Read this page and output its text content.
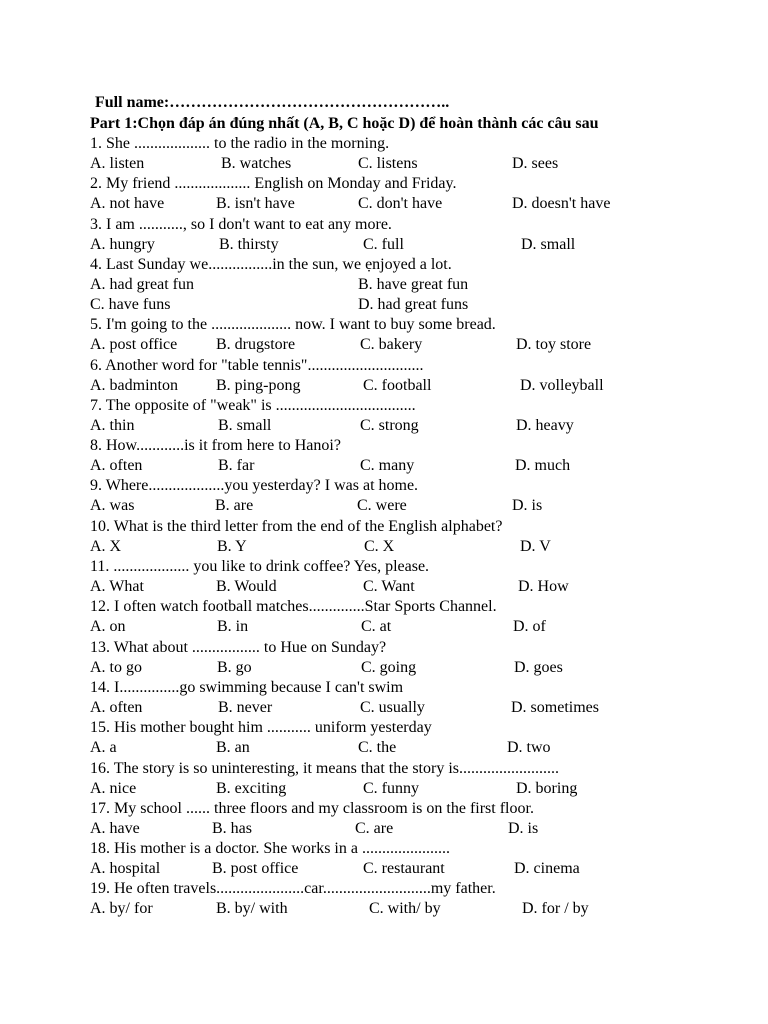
Full name:……………………………………………..
Part 1:Chọn đáp án đúng nhất (A, B, C hoặc D) để hoàn thành các câu sau
1. She ................... to the radio in the morning.
A. listen	B. watches	C. listens	D. sees
2. My friend ................... English on Monday and Friday.
A. not have	B. isn't have	C. don't have	D. doesn't have
3. I am ..........., so I don't want to eat any more.
A. hungry	B. thirsty	C. full	D. small
4. Last Sunday we................in the sun, we ẹnjoyed a lot.
A. had great fun	B. have great fun
C. have funs	D. had great funs
5. I'm going to the .................... now. I want to buy some bread.
A. post office B. drugstore	C. bakery	D. toy store
6. Another word for "table tennis".............................
A. badminton B. ping-pong	C. football	D. volleyball
7. The opposite of "weak" is ...................................
A. thin	B. small	C. strong	D. heavy
8. How............is it from here to Hanoi?
A. often	B. far	C. many	D. much
9. Where...................you yesterday? I was at home.
A. was	B. are	C. were	D. is
10. What is the third letter from the end of the English alphabet?
A. X	B. Y	C. X	D. V
11. ................... you like to drink coffee? Yes, please.
A. What	B. Would	C. Want	D. How
12. I often watch football matches..............Star Sports Channel.
A. on	B. in	C. at	D. of
13. What about ................. to Hue on Sunday?
A. to go	B. go	C. going	D. goes
14. I...............go swimming because I can't swim
A. often	B. never	C. usually	D. sometimes
15. His mother bought him ........... uniform yesterday
A. a	B. an	C. the	D. two
16. The story is so uninteresting, it means that the story is.........................
A. nice	B. exciting	C. funny	D. boring
17. My school ...... three floors and my classroom is on the first floor.
A. have	B. has	C. are	D. is
18. His mother is a doctor. She works in a ......................
A. hospital	B. post office	C. restaurant	D. cinema
19. He often travels......................car...........................my father.
A. by/ for	B. by/ with	C. with/ by	D. for / by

(WRITTEN PROBLEM) Quote each entry above verbatim and drop the pictures.

(ANSWER IN FULL)
Read this page and output its text content.
Full name:……………………………………………..
Part 1:Chọn đáp án đúng nhất (A, B, C hoặc D) để hoàn thành các câu sau
1. She ................... to the radio in the morning.
A. listen	B. watches	C. listens	D. sees
2. My friend ................... English on Monday and Friday.
A. not have	B. isn't have	C. don't have	D. doesn't have
3. I am ..........., so I don't want to eat any more.
A. hungry	B. thirsty	C. full	D. small
4. Last Sunday we................in the sun, we ẹnjoyed a lot.
A. had great fun	B. have great fun
C. have funs	D. had great funs
5. I'm going to the .................... now. I want to buy some bread.
A. post office B. drugstore	C. bakery	D. toy store
6. Another word for "table tennis".............................
A. badminton B. ping-pong	C. football	D. volleyball
7. The opposite of "weak" is ...................................
A. thin	B. small	C. strong	D. heavy
8. How............is it from here to Hanoi?
A. often	B. far	C. many	D. much
9. Where...................you yesterday? I was at home.
A. was	B. are	C. were	D. is
10. What is the third letter from the end of the English alphabet?
A. X	B. Y	C. X	D. V
11. ................... you like to drink coffee? Yes, please.
A. What	B. Would	C. Want	D. How
12. I often watch football matches..............Star Sports Channel.
A. on	B. in	C. at	D. of
13. What about ................. to Hue on Sunday?
A. to go	B. go	C. going	D. goes
14. I...............go swimming because I can't swim
A. often	B. never	C. usually	D. sometimes
15. His mother bought him ........... uniform yesterday
A. a	B. an	C. the	D. two
16. The story is so uninteresting, it means that the story is.........................
A. nice	B. exciting	C. funny	D. boring
17. My school ...... three floors and my classroom is on the first floor.
A. have	B. has	C. are	D. is
18. His mother is a doctor. She works in a ......................
A. hospital	B. post office	C. restaurant	D. cinema
19. He often travels......................car...........................my father.
A. by/ for	B. by/ with	C. with/ by	D. for / by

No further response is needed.